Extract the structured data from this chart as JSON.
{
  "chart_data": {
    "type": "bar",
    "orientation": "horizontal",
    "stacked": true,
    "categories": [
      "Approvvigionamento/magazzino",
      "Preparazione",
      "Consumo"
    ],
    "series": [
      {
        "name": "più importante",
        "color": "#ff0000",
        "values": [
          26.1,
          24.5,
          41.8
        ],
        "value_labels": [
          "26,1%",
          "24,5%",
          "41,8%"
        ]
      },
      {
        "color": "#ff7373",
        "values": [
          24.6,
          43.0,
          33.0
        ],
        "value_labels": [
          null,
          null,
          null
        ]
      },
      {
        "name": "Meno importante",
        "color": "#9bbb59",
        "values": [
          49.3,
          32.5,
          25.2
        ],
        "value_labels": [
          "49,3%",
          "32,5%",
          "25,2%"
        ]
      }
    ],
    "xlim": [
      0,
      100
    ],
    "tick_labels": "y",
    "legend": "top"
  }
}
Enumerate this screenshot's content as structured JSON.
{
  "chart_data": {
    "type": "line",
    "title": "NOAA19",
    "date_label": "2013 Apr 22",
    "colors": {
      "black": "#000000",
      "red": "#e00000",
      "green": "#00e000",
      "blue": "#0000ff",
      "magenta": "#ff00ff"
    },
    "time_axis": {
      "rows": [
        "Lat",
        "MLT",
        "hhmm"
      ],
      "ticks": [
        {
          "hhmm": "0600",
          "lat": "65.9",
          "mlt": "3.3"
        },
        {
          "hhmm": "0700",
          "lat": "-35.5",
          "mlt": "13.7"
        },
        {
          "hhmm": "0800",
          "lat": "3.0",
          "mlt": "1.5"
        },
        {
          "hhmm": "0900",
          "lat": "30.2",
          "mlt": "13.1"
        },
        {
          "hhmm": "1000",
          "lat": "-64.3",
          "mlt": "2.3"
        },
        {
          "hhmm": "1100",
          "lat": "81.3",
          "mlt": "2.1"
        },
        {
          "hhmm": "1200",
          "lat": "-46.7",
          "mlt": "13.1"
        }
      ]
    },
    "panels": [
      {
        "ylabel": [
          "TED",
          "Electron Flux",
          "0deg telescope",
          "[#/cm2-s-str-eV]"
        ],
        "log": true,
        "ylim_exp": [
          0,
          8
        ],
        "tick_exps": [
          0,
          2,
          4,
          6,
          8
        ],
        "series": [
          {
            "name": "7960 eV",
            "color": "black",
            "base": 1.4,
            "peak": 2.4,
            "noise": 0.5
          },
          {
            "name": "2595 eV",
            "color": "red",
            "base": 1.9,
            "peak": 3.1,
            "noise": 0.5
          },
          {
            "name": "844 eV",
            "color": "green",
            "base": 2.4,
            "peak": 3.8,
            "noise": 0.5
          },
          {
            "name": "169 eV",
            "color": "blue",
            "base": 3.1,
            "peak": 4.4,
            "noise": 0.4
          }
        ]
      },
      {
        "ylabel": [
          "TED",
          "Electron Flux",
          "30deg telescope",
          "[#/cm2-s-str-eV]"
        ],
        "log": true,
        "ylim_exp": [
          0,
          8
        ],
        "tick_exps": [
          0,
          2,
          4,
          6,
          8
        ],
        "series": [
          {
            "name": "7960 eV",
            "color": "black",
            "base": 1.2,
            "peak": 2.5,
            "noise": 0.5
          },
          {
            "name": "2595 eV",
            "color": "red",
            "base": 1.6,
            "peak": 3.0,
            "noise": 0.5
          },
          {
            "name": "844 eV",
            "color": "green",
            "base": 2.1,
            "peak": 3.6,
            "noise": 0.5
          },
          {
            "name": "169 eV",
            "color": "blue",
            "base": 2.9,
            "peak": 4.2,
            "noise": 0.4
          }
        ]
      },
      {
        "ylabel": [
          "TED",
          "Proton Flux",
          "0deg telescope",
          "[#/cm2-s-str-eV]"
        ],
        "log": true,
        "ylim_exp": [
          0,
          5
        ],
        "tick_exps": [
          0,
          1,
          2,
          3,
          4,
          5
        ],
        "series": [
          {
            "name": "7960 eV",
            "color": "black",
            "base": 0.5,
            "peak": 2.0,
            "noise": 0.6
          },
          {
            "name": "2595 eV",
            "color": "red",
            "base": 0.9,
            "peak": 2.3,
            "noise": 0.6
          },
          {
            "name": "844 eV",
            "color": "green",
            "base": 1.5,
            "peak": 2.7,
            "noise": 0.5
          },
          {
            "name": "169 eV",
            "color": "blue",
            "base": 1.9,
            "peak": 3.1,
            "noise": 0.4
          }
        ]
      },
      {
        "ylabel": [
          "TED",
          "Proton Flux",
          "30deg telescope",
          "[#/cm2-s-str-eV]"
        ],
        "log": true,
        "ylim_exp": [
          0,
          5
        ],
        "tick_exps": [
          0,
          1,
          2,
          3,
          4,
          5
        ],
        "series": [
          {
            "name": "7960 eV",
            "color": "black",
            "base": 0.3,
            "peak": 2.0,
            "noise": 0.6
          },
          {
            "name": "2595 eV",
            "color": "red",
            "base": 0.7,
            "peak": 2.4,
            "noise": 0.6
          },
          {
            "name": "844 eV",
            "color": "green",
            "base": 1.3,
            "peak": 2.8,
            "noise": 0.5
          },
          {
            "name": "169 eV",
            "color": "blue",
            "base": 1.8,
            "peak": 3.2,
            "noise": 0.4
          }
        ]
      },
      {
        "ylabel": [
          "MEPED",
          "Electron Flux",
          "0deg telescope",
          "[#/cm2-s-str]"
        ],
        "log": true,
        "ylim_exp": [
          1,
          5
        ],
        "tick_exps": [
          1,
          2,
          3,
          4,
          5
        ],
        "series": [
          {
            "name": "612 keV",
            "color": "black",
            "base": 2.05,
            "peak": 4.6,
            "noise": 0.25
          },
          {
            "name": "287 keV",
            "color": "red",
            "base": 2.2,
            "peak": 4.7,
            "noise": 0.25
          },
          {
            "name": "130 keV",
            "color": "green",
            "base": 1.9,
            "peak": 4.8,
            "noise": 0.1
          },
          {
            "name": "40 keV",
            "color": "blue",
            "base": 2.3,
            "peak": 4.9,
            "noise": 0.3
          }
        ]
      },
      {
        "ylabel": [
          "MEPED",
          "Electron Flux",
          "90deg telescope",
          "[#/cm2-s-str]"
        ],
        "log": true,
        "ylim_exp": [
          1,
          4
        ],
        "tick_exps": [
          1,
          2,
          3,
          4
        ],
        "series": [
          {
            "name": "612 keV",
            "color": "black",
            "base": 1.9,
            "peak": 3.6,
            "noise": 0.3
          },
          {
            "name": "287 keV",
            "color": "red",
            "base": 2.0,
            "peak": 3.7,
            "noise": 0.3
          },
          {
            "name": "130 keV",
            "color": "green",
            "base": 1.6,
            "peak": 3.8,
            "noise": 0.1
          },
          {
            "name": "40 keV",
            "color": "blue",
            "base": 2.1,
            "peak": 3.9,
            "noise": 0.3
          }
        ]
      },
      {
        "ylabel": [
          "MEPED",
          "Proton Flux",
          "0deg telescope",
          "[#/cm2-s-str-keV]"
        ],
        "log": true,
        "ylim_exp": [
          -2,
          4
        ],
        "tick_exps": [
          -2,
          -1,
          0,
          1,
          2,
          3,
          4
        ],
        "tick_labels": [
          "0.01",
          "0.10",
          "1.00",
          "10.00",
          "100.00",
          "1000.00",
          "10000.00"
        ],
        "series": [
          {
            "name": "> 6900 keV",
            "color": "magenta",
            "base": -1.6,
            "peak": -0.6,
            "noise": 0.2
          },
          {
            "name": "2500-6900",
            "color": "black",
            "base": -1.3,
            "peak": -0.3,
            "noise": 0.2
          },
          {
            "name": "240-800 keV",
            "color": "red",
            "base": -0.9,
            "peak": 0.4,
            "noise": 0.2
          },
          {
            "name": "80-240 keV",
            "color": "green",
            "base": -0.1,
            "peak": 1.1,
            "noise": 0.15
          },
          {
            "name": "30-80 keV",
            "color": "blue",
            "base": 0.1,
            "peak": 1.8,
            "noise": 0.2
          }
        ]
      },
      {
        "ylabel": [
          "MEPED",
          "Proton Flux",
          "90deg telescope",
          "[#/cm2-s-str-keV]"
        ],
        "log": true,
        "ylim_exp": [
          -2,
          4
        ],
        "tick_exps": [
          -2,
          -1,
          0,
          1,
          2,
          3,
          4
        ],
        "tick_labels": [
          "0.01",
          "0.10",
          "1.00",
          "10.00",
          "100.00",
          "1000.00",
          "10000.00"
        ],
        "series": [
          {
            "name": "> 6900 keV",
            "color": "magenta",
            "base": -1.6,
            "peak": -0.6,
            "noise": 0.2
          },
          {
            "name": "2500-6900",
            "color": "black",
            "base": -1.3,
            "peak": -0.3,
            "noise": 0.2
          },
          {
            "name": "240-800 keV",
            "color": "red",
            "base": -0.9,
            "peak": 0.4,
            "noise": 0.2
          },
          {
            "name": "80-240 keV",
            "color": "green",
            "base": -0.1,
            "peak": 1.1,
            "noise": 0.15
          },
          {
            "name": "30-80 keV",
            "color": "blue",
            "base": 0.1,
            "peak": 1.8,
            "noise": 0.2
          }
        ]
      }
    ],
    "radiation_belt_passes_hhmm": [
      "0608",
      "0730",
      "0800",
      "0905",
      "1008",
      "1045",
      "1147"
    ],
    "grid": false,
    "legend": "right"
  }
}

++++++++++++++++++++

## What to do
Indicate how many lines of the material contain the string "structured", giving the number and nothing more.

## Task solution
2